* _YOUR TASK_: Your task is to transcribe all of the data below exactly, omitting the images.

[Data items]
++++++
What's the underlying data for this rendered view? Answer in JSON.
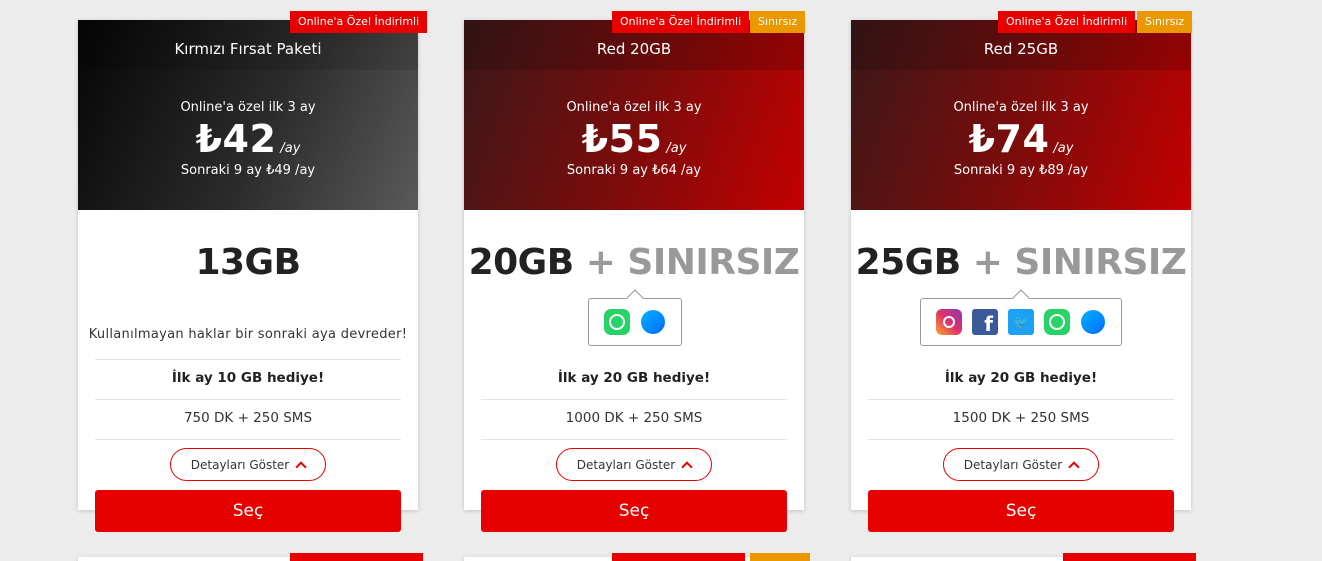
{
  "cards": [
    {
      "title": "Kırmızı Fırsat Paketi",
      "badge_online": "Online'a Özel İndirimli",
      "promo": "Online'a özel ilk 3 ay",
      "price": "₺42",
      "per": "/ay",
      "later": "Sonraki 9 ay ₺49 /ay",
      "data": "13GB",
      "rollover": "Kullanılmayan haklar bir sonraki aya devreder!",
      "gift": "İlk ay 10 GB hediye!",
      "minutes": "750 DK + 250 SMS",
      "details": "Detayları Göster",
      "select": "Seç"
    },
    {
      "title": "Red 20GB",
      "badge_online": "Online'a Özel İndirimli",
      "badge_unlimited": "Sınırsız",
      "promo": "Online'a özel ilk 3 ay",
      "price": "₺55",
      "per": "/ay",
      "later": "Sonraki 9 ay ₺64 /ay",
      "data": "20GB",
      "plus": "+ SINIRSIZ",
      "apps": [
        "whatsapp-icon",
        "messenger-icon"
      ],
      "gift": "İlk ay 20 GB hediye!",
      "minutes": "1000 DK + 250 SMS",
      "details": "Detayları Göster",
      "select": "Seç"
    },
    {
      "title": "Red 25GB",
      "badge_online": "Online'a Özel İndirimli",
      "badge_unlimited": "Sınırsız",
      "promo": "Online'a özel ilk 3 ay",
      "price": "₺74",
      "per": "/ay",
      "later": "Sonraki 9 ay ₺89 /ay",
      "data": "25GB",
      "plus": "+ SINIRSIZ",
      "apps": [
        "instagram-icon",
        "facebook-icon",
        "twitter-icon",
        "whatsapp-icon",
        "messenger-icon"
      ],
      "gift": "İlk ay 20 GB hediye!",
      "minutes": "1500 DK + 250 SMS",
      "details": "Detayları Göster",
      "select": "Seç"
    }
  ],
  "colors": {
    "accent_red": "#e60000",
    "unlimited_orange": "#eb9700",
    "page_bg": "#ececec"
  }
}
++++++
* _WRITTEN REPLY_:
What's the underlying data for this rendered view? Answer in JSON.
{
  "cards": [
    {
      "title": "Kırmızı Fırsat Paketi",
      "badge_online": "Online'a Özel İndirimli",
      "promo": "Online'a özel ilk 3 ay",
      "price": "₺42",
      "per": "/ay",
      "later": "Sonraki 9 ay ₺49 /ay",
      "data": "13GB",
      "rollover": "Kullanılmayan haklar bir sonraki aya devreder!",
      "gift": "İlk ay 10 GB hediye!",
      "minutes": "750 DK + 250 SMS",
      "details": "Detayları Göster",
      "select": "Seç"
    },
    {
      "title": "Red 20GB",
      "badge_online": "Online'a Özel İndirimli",
      "badge_unlimited": "Sınırsız",
      "promo": "Online'a özel ilk 3 ay",
      "price": "₺55",
      "per": "/ay",
      "later": "Sonraki 9 ay ₺64 /ay",
      "data": "20GB",
      "plus": "+ SINIRSIZ",
      "apps": [
        "whatsapp-icon",
        "messenger-icon"
      ],
      "gift": "İlk ay 20 GB hediye!",
      "minutes": "1000 DK + 250 SMS",
      "details": "Detayları Göster",
      "select": "Seç"
    },
    {
      "title": "Red 25GB",
      "badge_online": "Online'a Özel İndirimli",
      "badge_unlimited": "Sınırsız",
      "promo": "Online'a özel ilk 3 ay",
      "price": "₺74",
      "per": "/ay",
      "later": "Sonraki 9 ay ₺89 /ay",
      "data": "25GB",
      "plus": "+ SINIRSIZ",
      "apps": [
        "instagram-icon",
        "facebook-icon",
        "twitter-icon",
        "whatsapp-icon",
        "messenger-icon"
      ],
      "gift": "İlk ay 20 GB hediye!",
      "minutes": "1500 DK + 250 SMS",
      "details": "Detayları Göster",
      "select": "Seç"
    }
  ],
  "colors": {
    "accent_red": "#e60000",
    "unlimited_orange": "#eb9700",
    "page_bg": "#ececec"
  }
}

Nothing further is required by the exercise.